Set task:
Find all lines in the records that include the word "chữa", and copy them out.

Records shown:
************
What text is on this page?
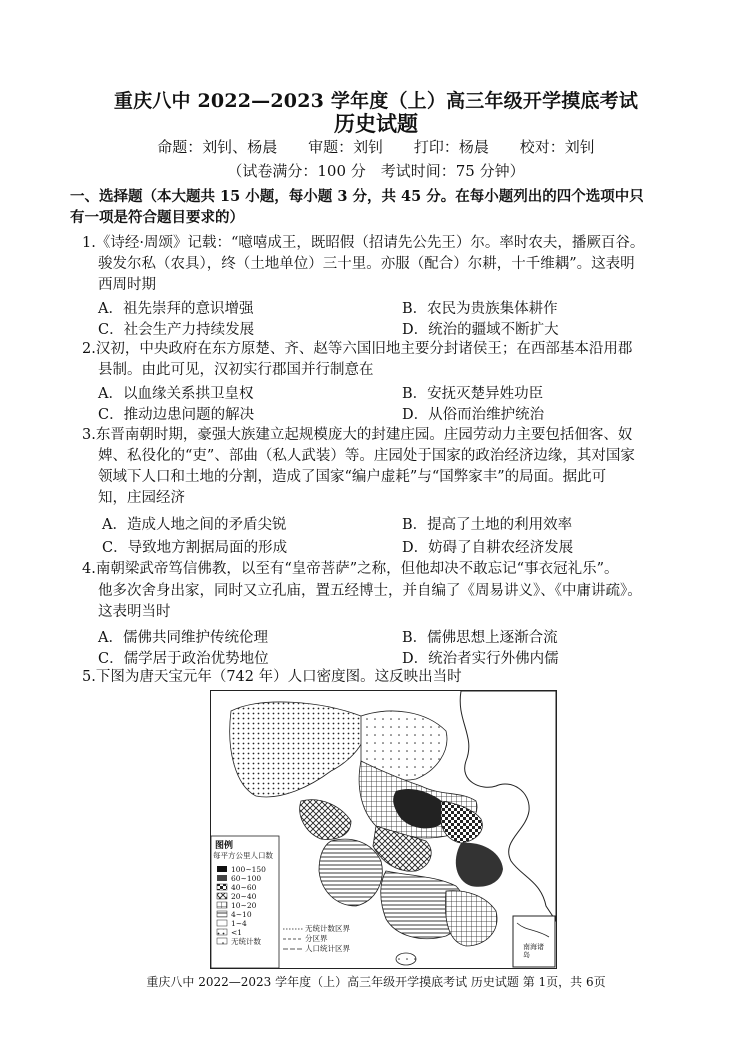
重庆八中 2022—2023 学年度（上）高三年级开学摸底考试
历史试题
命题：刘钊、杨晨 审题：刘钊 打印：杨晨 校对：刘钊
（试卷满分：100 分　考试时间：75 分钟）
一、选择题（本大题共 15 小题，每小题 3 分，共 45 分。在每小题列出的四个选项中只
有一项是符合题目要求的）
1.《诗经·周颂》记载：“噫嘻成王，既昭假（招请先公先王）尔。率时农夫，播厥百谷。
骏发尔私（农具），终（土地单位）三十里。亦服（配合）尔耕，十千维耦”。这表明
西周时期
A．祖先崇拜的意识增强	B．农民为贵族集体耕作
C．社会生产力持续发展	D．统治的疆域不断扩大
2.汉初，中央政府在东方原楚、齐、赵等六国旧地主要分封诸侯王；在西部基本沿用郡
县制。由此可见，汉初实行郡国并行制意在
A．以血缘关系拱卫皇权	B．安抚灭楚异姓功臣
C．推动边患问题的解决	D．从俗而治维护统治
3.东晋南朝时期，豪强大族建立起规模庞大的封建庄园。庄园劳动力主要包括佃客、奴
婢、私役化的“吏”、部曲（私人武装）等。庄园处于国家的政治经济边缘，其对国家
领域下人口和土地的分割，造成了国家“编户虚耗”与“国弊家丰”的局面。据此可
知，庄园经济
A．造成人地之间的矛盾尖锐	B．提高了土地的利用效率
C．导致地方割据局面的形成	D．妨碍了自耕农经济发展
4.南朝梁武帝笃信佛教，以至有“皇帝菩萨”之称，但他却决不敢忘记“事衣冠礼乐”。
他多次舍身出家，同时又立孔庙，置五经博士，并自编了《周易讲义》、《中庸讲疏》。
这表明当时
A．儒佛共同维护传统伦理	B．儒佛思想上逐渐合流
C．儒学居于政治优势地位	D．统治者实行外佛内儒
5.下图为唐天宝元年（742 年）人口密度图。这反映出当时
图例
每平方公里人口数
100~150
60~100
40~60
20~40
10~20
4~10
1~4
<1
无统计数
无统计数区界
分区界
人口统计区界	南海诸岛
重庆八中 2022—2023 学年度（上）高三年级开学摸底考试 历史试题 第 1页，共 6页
************
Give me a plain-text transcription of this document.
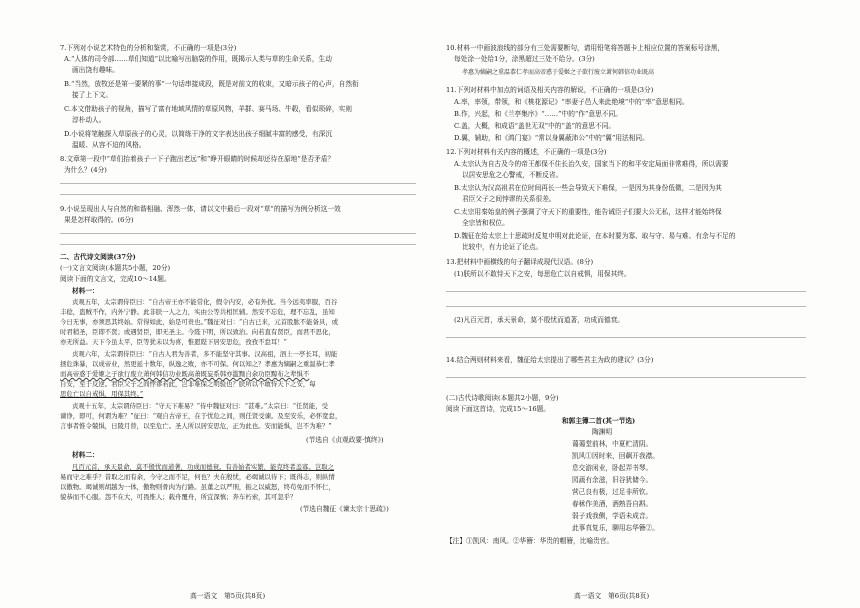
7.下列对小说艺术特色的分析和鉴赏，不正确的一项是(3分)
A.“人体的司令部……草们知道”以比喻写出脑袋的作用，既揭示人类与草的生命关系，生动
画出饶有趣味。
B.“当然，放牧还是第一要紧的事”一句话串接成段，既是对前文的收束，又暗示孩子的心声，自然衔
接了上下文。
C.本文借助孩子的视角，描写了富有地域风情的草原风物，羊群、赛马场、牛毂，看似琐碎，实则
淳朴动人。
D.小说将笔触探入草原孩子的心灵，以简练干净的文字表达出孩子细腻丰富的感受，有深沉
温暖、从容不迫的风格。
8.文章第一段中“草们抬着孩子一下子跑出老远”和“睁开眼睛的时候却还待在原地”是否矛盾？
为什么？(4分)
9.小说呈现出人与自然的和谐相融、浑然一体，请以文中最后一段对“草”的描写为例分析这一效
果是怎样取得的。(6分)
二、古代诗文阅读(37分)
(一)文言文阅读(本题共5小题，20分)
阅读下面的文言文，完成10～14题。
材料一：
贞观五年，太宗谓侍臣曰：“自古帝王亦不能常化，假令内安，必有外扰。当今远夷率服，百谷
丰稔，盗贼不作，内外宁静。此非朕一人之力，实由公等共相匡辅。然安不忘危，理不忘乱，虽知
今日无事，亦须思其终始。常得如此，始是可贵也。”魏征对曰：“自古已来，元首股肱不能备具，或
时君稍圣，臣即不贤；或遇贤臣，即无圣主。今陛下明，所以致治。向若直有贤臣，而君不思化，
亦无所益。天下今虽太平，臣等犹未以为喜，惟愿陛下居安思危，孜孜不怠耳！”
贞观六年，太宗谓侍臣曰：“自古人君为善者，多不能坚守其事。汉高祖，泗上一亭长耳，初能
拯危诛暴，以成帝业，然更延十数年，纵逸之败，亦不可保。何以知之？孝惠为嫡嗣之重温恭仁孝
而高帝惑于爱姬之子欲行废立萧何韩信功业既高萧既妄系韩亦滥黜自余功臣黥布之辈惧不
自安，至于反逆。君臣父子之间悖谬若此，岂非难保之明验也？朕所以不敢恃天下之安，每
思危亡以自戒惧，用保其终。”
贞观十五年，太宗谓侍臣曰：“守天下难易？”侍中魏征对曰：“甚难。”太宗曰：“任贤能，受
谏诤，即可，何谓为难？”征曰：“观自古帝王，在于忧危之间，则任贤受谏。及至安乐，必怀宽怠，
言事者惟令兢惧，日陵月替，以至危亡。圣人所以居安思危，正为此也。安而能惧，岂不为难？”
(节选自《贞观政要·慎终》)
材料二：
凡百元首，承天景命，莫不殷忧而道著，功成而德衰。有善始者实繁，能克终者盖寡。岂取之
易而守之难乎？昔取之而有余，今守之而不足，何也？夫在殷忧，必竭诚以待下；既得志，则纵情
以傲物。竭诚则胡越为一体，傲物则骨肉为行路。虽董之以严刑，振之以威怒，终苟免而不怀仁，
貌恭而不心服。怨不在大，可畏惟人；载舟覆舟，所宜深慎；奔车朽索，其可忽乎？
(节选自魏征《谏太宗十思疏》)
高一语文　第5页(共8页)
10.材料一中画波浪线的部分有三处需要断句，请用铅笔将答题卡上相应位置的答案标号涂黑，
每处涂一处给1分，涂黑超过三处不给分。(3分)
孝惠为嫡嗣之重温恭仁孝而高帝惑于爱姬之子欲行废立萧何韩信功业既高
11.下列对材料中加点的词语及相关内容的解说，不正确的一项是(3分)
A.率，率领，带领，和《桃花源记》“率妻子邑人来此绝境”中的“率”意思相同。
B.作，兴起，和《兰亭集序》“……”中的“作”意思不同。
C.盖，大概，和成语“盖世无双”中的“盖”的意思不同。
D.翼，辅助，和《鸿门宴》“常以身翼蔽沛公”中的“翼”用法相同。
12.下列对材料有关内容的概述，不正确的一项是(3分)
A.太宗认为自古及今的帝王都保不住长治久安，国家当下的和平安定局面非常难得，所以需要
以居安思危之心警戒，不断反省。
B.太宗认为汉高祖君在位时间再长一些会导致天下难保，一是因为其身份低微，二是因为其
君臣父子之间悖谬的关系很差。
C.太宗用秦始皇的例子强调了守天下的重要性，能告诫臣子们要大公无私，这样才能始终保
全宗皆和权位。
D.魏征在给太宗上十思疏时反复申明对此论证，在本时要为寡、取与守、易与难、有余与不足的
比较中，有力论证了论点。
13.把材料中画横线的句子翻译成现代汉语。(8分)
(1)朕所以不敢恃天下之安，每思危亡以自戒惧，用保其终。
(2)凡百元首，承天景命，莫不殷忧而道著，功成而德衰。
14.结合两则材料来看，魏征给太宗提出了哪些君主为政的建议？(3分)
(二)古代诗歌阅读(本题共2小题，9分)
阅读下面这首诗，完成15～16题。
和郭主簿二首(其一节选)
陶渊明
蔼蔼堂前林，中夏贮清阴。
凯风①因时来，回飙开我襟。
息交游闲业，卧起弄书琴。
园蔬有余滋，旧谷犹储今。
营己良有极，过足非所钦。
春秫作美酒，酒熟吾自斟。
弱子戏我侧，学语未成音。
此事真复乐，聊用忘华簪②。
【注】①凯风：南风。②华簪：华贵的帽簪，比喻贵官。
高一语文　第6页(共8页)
************
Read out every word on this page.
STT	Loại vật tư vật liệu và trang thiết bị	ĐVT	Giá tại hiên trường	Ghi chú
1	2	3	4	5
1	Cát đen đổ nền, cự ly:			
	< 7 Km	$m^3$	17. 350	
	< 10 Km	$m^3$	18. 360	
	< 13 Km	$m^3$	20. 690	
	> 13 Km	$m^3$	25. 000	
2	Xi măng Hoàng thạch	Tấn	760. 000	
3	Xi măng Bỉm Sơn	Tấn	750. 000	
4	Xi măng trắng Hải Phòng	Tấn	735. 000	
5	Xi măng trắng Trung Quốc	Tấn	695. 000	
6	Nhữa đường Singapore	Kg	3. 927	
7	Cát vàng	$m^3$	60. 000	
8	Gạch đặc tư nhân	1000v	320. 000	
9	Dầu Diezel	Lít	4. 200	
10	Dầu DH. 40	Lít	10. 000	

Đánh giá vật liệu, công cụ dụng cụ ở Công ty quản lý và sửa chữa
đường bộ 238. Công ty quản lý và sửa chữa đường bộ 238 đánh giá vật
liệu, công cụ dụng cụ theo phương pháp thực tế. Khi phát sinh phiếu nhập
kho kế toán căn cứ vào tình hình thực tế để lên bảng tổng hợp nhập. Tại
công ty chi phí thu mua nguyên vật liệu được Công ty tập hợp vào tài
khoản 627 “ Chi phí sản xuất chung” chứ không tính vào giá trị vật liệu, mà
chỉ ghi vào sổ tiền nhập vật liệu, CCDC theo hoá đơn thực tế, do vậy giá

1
************
Task answer:
Đánh giá vật liệu, công cụ dụng cụ ở Công ty quản lý và sửa chữa
đường bộ 238. Công ty quản lý và sửa chữa đường bộ 238 đánh giá vật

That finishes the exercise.